▽

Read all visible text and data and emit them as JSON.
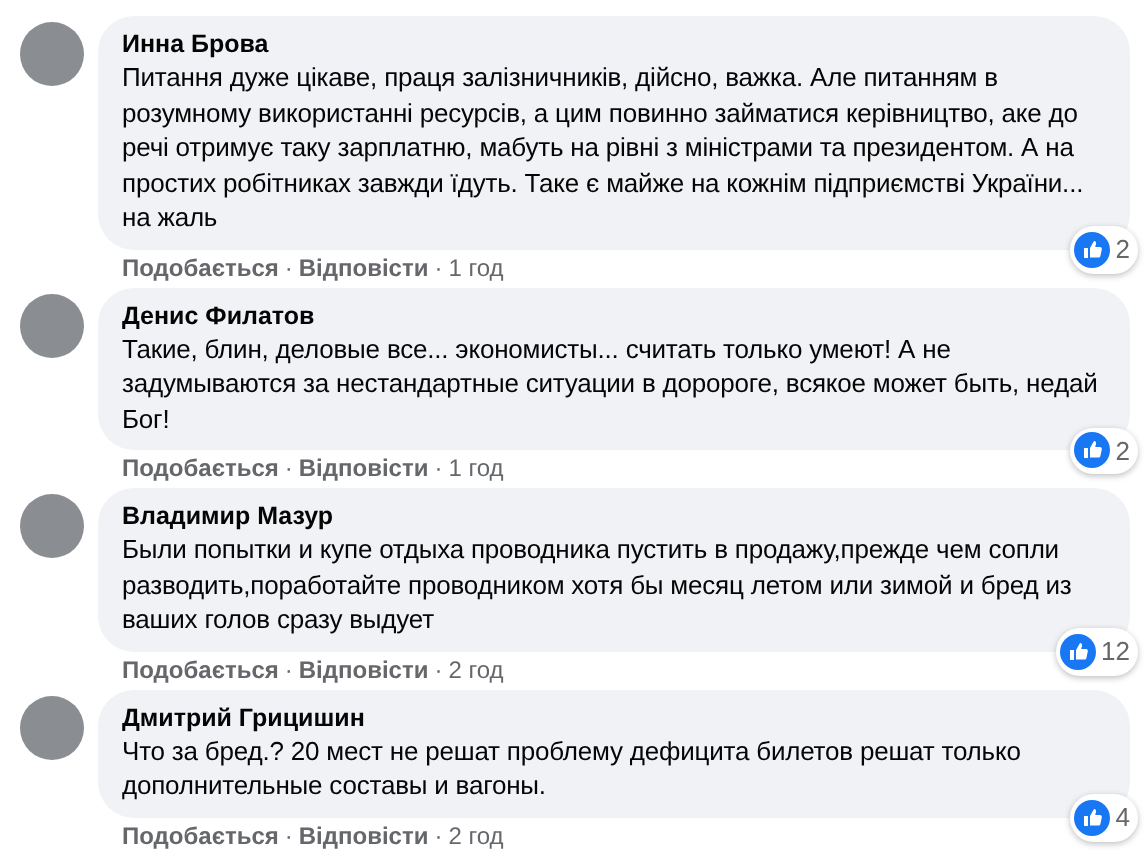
{
  "comments": [
    {
      "author": "Инна Брова",
      "text": "Питання дуже цікаве, праця залізничників, дійсно, важка. Але питанням в розумному використанні ресурсів, а цим повинно займатися керівництво, аке до речі отримує таку зарплатню, мабуть на рівні з міністрами та президентом. А на простих робітниках завжди їдуть. Таке є майже на кожнім підприємстві України... на жаль",
      "reactions": "2",
      "like": "Подобається",
      "separator_1": "·",
      "reply": "Відповісти",
      "separator_2": "·",
      "time": "1 год"
    },
    {
      "author": "Денис Филатов",
      "text": "Такие, блин, деловые все... экономисты... считать только умеют! А не задумываются за нестандартные ситуации в доророге, всякое может быть, недай Бог!",
      "reactions": "2",
      "like": "Подобається",
      "separator_1": "·",
      "reply": "Відповісти",
      "separator_2": "·",
      "time": "1 год"
    },
    {
      "author": "Владимир Мазур",
      "text": "Были попытки и купе отдыха проводника пустить в продажу,прежде чем сопли разводить,поработайте проводником хотя бы месяц летом или зимой и бред из ваших голов сразу выдует",
      "reactions": "12",
      "like": "Подобається",
      "separator_1": "·",
      "reply": "Відповісти",
      "separator_2": "·",
      "time": "2 год"
    },
    {
      "author": "Дмитрий Грицишин",
      "text": "Что за бред.? 20 мест не решат проблему дефицита билетов решат только дополнительные составы и вагоны.",
      "reactions": "4",
      "like": "Подобається",
      "separator_1": "·",
      "reply": "Відповісти",
      "separator_2": "·",
      "time": "2 год"
    }
  ]
}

△

**Task goal:** Show every line in the records above that contains the word "бред".

**Result of this exercise:**
      "text": "Были попытки и купе отдыха проводника пустить в продажу,прежде чем сопли разводить,поработайте проводником хотя бы месяц летом или зимой и бред из ваших голов сразу выдует",
      "text": "Что за бред.? 20 мест не решат проблему дефицита билетов решат только дополнительные составы и вагоны.",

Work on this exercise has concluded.